The data below must be copied in full and without any change.

[Items from a dataset]
— BEGIN —

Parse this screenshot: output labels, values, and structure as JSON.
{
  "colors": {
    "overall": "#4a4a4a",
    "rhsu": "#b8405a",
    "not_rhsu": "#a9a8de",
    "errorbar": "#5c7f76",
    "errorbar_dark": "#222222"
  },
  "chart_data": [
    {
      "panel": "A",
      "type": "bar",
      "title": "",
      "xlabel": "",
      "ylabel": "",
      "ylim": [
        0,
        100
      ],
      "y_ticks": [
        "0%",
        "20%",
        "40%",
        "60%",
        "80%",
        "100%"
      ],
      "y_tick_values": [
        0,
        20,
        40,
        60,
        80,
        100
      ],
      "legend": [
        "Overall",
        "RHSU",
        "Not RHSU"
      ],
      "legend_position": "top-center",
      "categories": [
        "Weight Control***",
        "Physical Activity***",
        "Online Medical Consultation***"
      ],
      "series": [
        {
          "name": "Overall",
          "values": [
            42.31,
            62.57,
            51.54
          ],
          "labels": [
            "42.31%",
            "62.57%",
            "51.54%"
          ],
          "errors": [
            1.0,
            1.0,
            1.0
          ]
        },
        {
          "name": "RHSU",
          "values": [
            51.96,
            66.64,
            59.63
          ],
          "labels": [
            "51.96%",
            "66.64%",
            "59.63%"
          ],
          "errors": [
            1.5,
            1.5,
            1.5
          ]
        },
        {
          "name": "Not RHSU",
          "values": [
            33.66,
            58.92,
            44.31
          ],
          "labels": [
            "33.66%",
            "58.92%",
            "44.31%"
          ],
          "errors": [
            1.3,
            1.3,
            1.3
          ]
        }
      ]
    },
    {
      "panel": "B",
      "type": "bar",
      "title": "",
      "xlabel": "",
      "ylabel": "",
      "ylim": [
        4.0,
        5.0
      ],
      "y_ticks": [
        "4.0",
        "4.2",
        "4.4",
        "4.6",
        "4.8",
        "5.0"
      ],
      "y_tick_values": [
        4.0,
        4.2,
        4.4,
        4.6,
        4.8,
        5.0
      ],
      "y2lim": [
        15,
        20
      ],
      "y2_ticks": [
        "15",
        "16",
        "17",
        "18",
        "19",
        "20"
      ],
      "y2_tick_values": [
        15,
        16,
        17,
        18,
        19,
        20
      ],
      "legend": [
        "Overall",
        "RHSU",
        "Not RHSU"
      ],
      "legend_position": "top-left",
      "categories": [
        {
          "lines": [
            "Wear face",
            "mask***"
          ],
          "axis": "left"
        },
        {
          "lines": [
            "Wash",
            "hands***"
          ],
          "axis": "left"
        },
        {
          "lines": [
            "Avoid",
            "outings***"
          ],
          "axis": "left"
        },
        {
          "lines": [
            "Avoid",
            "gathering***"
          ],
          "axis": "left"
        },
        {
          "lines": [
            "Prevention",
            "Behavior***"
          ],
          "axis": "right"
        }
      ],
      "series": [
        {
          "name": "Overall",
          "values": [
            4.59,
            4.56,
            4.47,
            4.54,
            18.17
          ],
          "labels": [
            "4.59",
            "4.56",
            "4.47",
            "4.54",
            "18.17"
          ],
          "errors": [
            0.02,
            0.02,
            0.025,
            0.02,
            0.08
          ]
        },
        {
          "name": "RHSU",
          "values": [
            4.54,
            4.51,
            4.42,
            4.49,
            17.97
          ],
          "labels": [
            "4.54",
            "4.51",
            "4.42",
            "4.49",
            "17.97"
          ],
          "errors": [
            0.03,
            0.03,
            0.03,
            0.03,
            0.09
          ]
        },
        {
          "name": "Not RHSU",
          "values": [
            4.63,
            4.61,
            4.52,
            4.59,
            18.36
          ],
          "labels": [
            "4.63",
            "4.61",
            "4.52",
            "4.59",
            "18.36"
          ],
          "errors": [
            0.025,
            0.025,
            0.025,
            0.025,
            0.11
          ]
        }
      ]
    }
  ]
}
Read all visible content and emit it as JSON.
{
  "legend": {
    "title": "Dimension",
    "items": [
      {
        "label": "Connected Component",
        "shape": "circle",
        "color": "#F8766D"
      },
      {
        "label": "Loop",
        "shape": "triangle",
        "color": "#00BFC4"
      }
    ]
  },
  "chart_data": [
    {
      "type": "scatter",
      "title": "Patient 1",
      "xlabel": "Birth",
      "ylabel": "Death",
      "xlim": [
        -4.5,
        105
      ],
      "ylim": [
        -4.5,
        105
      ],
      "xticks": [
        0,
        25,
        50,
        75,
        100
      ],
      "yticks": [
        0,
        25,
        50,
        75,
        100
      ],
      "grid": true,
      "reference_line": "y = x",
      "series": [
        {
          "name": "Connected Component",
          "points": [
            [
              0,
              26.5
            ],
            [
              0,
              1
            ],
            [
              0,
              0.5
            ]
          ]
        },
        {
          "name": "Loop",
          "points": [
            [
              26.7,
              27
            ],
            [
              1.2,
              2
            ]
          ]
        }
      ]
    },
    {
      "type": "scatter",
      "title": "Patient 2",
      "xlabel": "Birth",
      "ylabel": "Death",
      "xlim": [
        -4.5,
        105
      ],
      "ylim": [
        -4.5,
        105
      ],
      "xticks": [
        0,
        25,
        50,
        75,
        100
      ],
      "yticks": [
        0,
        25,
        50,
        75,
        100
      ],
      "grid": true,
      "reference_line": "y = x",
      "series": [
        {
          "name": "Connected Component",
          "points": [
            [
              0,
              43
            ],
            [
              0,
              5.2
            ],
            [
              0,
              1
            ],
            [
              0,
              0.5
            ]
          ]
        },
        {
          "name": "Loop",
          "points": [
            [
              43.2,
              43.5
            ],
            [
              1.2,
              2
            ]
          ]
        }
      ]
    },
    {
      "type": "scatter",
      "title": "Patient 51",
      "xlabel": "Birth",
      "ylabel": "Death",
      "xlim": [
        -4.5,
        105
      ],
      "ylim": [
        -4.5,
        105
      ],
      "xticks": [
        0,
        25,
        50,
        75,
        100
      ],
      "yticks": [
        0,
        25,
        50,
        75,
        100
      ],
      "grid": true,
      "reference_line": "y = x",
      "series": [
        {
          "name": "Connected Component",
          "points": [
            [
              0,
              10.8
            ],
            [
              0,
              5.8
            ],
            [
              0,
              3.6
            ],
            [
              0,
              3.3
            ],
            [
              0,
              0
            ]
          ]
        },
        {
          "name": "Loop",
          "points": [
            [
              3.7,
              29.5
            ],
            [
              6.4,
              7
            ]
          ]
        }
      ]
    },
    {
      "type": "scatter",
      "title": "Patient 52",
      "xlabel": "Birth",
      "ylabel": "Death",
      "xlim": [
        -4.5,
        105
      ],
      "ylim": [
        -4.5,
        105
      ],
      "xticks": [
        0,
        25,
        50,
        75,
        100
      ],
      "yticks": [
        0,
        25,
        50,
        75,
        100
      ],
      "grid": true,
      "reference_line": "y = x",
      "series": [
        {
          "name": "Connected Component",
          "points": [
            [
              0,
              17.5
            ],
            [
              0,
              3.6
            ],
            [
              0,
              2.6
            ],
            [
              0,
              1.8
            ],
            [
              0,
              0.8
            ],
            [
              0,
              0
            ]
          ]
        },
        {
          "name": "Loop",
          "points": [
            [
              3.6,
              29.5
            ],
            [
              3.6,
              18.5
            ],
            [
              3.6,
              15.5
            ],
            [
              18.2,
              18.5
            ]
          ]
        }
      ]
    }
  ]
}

— END —

Correct answer
Parse this screenshot: output labels, values, and structure as JSON.
{
  "colors": {
    "overall": "#4a4a4a",
    "rhsu": "#b8405a",
    "not_rhsu": "#a9a8de",
    "errorbar": "#5c7f76",
    "errorbar_dark": "#222222"
  },
  "chart_data": [
    {
      "panel": "A",
      "type": "bar",
      "title": "",
      "xlabel": "",
      "ylabel": "",
      "ylim": [
        0,
        100
      ],
      "y_ticks": [
        "0%",
        "20%",
        "40%",
        "60%",
        "80%",
        "100%"
      ],
      "y_tick_values": [
        0,
        20,
        40,
        60,
        80,
        100
      ],
      "legend": [
        "Overall",
        "RHSU",
        "Not RHSU"
      ],
      "legend_position": "top-center",
      "categories": [
        "Weight Control***",
        "Physical Activity***",
        "Online Medical Consultation***"
      ],
      "series": [
        {
          "name": "Overall",
          "values": [
            42.31,
            62.57,
            51.54
          ],
          "labels": [
            "42.31%",
            "62.57%",
            "51.54%"
          ],
          "errors": [
            1.0,
            1.0,
            1.0
          ]
        },
        {
          "name": "RHSU",
          "values": [
            51.96,
            66.64,
            59.63
          ],
          "labels": [
            "51.96%",
            "66.64%",
            "59.63%"
          ],
          "errors": [
            1.5,
            1.5,
            1.5
          ]
        },
        {
          "name": "Not RHSU",
          "values": [
            33.66,
            58.92,
            44.31
          ],
          "labels": [
            "33.66%",
            "58.92%",
            "44.31%"
          ],
          "errors": [
            1.3,
            1.3,
            1.3
          ]
        }
      ]
    },
    {
      "panel": "B",
      "type": "bar",
      "title": "",
      "xlabel": "",
      "ylabel": "",
      "ylim": [
        4.0,
        5.0
      ],
      "y_ticks": [
        "4.0",
        "4.2",
        "4.4",
        "4.6",
        "4.8",
        "5.0"
      ],
      "y_tick_values": [
        4.0,
        4.2,
        4.4,
        4.6,
        4.8,
        5.0
      ],
      "y2lim": [
        15,
        20
      ],
      "y2_ticks": [
        "15",
        "16",
        "17",
        "18",
        "19",
        "20"
      ],
      "y2_tick_values": [
        15,
        16,
        17,
        18,
        19,
        20
      ],
      "legend": [
        "Overall",
        "RHSU",
        "Not RHSU"
      ],
      "legend_position": "top-left",
      "categories": [
        {
          "lines": [
            "Wear face",
            "mask***"
          ],
          "axis": "left"
        },
        {
          "lines": [
            "Wash",
            "hands***"
          ],
          "axis": "left"
        },
        {
          "lines": [
            "Avoid",
            "outings***"
          ],
          "axis": "left"
        },
        {
          "lines": [
            "Avoid",
            "gathering***"
          ],
          "axis": "left"
        },
        {
          "lines": [
            "Prevention",
            "Behavior***"
          ],
          "axis": "right"
        }
      ],
      "series": [
        {
          "name": "Overall",
          "values": [
            4.59,
            4.56,
            4.47,
            4.54,
            18.17
          ],
          "labels": [
            "4.59",
            "4.56",
            "4.47",
            "4.54",
            "18.17"
          ],
          "errors": [
            0.02,
            0.02,
            0.025,
            0.02,
            0.08
          ]
        },
        {
          "name": "RHSU",
          "values": [
            4.54,
            4.51,
            4.42,
            4.49,
            17.97
          ],
          "labels": [
            "4.54",
            "4.51",
            "4.42",
            "4.49",
            "17.97"
          ],
          "errors": [
            0.03,
            0.03,
            0.03,
            0.03,
            0.09
          ]
        },
        {
          "name": "Not RHSU",
          "values": [
            4.63,
            4.61,
            4.52,
            4.59,
            18.36
          ],
          "labels": [
            "4.63",
            "4.61",
            "4.52",
            "4.59",
            "18.36"
          ],
          "errors": [
            0.025,
            0.025,
            0.025,
            0.025,
            0.11
          ]
        }
      ]
    }
  ]
}
Read all visible content and emit it as JSON.
{
  "legend": {
    "title": "Dimension",
    "items": [
      {
        "label": "Connected Component",
        "shape": "circle",
        "color": "#F8766D"
      },
      {
        "label": "Loop",
        "shape": "triangle",
        "color": "#00BFC4"
      }
    ]
  },
  "chart_data": [
    {
      "type": "scatter",
      "title": "Patient 1",
      "xlabel": "Birth",
      "ylabel": "Death",
      "xlim": [
        -4.5,
        105
      ],
      "ylim": [
        -4.5,
        105
      ],
      "xticks": [
        0,
        25,
        50,
        75,
        100
      ],
      "yticks": [
        0,
        25,
        50,
        75,
        100
      ],
      "grid": true,
      "reference_line": "y = x",
      "series": [
        {
          "name": "Connected Component",
          "points": [
            [
              0,
              26.5
            ],
            [
              0,
              1
            ],
            [
              0,
              0.5
            ]
          ]
        },
        {
          "name": "Loop",
          "points": [
            [
              26.7,
              27
            ],
            [
              1.2,
              2
            ]
          ]
        }
      ]
    },
    {
      "type": "scatter",
      "title": "Patient 2",
      "xlabel": "Birth",
      "ylabel": "Death",
      "xlim": [
        -4.5,
        105
      ],
      "ylim": [
        -4.5,
        105
      ],
      "xticks": [
        0,
        25,
        50,
        75,
        100
      ],
      "yticks": [
        0,
        25,
        50,
        75,
        100
      ],
      "grid": true,
      "reference_line": "y = x",
      "series": [
        {
          "name": "Connected Component",
          "points": [
            [
              0,
              43
            ],
            [
              0,
              5.2
            ],
            [
              0,
              1
            ],
            [
              0,
              0.5
            ]
          ]
        },
        {
          "name": "Loop",
          "points": [
            [
              43.2,
              43.5
            ],
            [
              1.2,
              2
            ]
          ]
        }
      ]
    },
    {
      "type": "scatter",
      "title": "Patient 51",
      "xlabel": "Birth",
      "ylabel": "Death",
      "xlim": [
        -4.5,
        105
      ],
      "ylim": [
        -4.5,
        105
      ],
      "xticks": [
        0,
        25,
        50,
        75,
        100
      ],
      "yticks": [
        0,
        25,
        50,
        75,
        100
      ],
      "grid": true,
      "reference_line": "y = x",
      "series": [
        {
          "name": "Connected Component",
          "points": [
            [
              0,
              10.8
            ],
            [
              0,
              5.8
            ],
            [
              0,
              3.6
            ],
            [
              0,
              3.3
            ],
            [
              0,
              0
            ]
          ]
        },
        {
          "name": "Loop",
          "points": [
            [
              3.7,
              29.5
            ],
            [
              6.4,
              7
            ]
          ]
        }
      ]
    },
    {
      "type": "scatter",
      "title": "Patient 52",
      "xlabel": "Birth",
      "ylabel": "Death",
      "xlim": [
        -4.5,
        105
      ],
      "ylim": [
        -4.5,
        105
      ],
      "xticks": [
        0,
        25,
        50,
        75,
        100
      ],
      "yticks": [
        0,
        25,
        50,
        75,
        100
      ],
      "grid": true,
      "reference_line": "y = x",
      "series": [
        {
          "name": "Connected Component",
          "points": [
            [
              0,
              17.5
            ],
            [
              0,
              3.6
            ],
            [
              0,
              2.6
            ],
            [
              0,
              1.8
            ],
            [
              0,
              0.8
            ],
            [
              0,
              0
            ]
          ]
        },
        {
          "name": "Loop",
          "points": [
            [
              3.6,
              29.5
            ],
            [
              3.6,
              18.5
            ],
            [
              3.6,
              15.5
            ],
            [
              18.2,
              18.5
            ]
          ]
        }
      ]
    }
  ]
}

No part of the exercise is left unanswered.